**TASK BRIEF**:
Output every entry exactly, from the first line to the last.

Stored data:
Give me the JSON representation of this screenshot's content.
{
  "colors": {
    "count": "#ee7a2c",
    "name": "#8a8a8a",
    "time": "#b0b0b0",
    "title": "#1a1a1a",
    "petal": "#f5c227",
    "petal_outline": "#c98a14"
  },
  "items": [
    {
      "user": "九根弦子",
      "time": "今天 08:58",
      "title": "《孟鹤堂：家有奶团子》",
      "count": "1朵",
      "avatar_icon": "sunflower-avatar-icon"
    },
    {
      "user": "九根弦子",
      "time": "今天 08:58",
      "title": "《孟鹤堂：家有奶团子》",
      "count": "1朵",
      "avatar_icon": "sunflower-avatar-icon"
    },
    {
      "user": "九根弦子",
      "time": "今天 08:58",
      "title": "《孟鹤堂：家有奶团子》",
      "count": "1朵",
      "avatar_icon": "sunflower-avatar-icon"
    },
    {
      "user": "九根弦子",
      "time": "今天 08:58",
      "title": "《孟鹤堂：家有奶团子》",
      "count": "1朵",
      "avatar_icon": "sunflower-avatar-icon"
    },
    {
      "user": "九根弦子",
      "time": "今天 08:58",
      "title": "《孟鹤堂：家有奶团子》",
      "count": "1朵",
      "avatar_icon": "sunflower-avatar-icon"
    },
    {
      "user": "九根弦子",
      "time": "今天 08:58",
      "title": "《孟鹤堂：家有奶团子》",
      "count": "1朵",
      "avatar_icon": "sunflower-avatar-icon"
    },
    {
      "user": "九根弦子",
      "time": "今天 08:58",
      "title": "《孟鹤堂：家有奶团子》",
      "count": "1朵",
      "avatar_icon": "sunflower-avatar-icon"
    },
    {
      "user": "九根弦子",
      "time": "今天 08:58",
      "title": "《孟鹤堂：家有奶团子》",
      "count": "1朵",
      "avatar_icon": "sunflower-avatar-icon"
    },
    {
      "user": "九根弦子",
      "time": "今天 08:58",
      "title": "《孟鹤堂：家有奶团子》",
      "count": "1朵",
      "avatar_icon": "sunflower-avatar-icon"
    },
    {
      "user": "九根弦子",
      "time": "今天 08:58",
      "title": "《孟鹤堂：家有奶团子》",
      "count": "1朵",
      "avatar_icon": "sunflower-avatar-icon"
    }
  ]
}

**FINAL ANSWER**:
Give me the JSON representation of this screenshot's content.
{
  "colors": {
    "count": "#ee7a2c",
    "name": "#8a8a8a",
    "time": "#b0b0b0",
    "title": "#1a1a1a",
    "petal": "#f5c227",
    "petal_outline": "#c98a14"
  },
  "items": [
    {
      "user": "九根弦子",
      "time": "今天 08:58",
      "title": "《孟鹤堂：家有奶团子》",
      "count": "1朵",
      "avatar_icon": "sunflower-avatar-icon"
    },
    {
      "user": "九根弦子",
      "time": "今天 08:58",
      "title": "《孟鹤堂：家有奶团子》",
      "count": "1朵",
      "avatar_icon": "sunflower-avatar-icon"
    },
    {
      "user": "九根弦子",
      "time": "今天 08:58",
      "title": "《孟鹤堂：家有奶团子》",
      "count": "1朵",
      "avatar_icon": "sunflower-avatar-icon"
    },
    {
      "user": "九根弦子",
      "time": "今天 08:58",
      "title": "《孟鹤堂：家有奶团子》",
      "count": "1朵",
      "avatar_icon": "sunflower-avatar-icon"
    },
    {
      "user": "九根弦子",
      "time": "今天 08:58",
      "title": "《孟鹤堂：家有奶团子》",
      "count": "1朵",
      "avatar_icon": "sunflower-avatar-icon"
    },
    {
      "user": "九根弦子",
      "time": "今天 08:58",
      "title": "《孟鹤堂：家有奶团子》",
      "count": "1朵",
      "avatar_icon": "sunflower-avatar-icon"
    },
    {
      "user": "九根弦子",
      "time": "今天 08:58",
      "title": "《孟鹤堂：家有奶团子》",
      "count": "1朵",
      "avatar_icon": "sunflower-avatar-icon"
    },
    {
      "user": "九根弦子",
      "time": "今天 08:58",
      "title": "《孟鹤堂：家有奶团子》",
      "count": "1朵",
      "avatar_icon": "sunflower-avatar-icon"
    },
    {
      "user": "九根弦子",
      "time": "今天 08:58",
      "title": "《孟鹤堂：家有奶团子》",
      "count": "1朵",
      "avatar_icon": "sunflower-avatar-icon"
    },
    {
      "user": "九根弦子",
      "time": "今天 08:58",
      "title": "《孟鹤堂：家有奶团子》",
      "count": "1朵",
      "avatar_icon": "sunflower-avatar-icon"
    }
  ]
}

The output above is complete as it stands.